Only the number is wanted: how many lines of these entries contain the word "Modificar"?

(Dataset records)
————

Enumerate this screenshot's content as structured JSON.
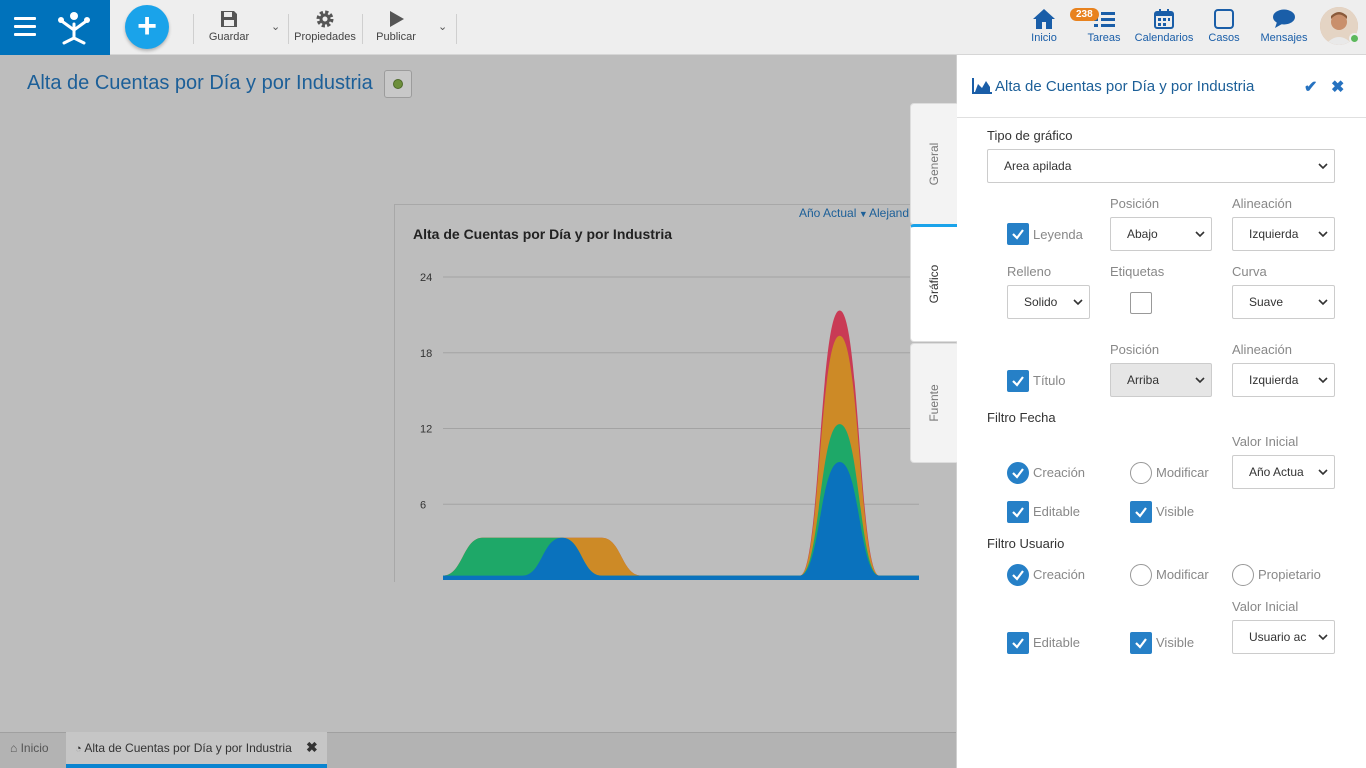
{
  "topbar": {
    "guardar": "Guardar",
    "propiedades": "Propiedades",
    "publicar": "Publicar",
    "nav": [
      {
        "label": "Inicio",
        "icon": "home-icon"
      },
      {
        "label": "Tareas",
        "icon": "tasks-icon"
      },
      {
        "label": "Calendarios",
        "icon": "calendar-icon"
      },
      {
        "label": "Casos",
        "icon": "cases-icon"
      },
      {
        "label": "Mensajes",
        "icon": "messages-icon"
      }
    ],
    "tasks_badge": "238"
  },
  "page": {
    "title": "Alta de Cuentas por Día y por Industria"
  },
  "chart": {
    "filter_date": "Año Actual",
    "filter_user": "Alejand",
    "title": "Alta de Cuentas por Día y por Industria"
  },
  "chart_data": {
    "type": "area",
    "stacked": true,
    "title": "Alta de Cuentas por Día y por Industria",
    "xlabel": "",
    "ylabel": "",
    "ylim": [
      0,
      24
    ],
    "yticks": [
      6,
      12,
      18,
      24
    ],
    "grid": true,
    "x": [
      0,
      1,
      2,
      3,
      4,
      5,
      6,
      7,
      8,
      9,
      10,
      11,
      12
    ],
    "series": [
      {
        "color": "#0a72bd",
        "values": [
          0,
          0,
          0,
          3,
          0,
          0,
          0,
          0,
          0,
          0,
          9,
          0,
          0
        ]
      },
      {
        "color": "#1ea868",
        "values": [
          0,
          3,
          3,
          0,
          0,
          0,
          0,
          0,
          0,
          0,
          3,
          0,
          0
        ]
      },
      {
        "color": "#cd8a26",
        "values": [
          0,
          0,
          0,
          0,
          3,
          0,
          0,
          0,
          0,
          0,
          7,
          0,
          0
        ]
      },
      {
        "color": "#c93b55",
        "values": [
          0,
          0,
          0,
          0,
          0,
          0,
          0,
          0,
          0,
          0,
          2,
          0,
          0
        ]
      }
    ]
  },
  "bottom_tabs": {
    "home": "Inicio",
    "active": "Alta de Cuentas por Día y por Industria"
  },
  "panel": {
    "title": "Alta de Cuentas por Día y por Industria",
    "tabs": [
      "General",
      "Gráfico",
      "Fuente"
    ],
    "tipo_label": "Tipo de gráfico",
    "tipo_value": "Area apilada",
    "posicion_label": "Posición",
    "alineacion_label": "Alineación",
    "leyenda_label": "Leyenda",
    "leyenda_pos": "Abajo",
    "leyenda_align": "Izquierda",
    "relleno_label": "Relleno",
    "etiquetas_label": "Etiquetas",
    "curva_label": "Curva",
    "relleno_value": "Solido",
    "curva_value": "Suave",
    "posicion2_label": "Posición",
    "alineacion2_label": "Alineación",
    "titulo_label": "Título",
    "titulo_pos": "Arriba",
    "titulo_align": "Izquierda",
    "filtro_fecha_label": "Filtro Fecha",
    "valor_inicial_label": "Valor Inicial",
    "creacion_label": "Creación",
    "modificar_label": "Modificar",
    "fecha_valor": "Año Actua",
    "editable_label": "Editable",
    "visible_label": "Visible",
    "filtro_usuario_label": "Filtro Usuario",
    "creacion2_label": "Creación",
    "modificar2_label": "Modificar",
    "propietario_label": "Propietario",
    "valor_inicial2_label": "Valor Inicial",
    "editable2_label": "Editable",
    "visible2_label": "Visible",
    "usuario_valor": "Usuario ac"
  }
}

————

### Response
2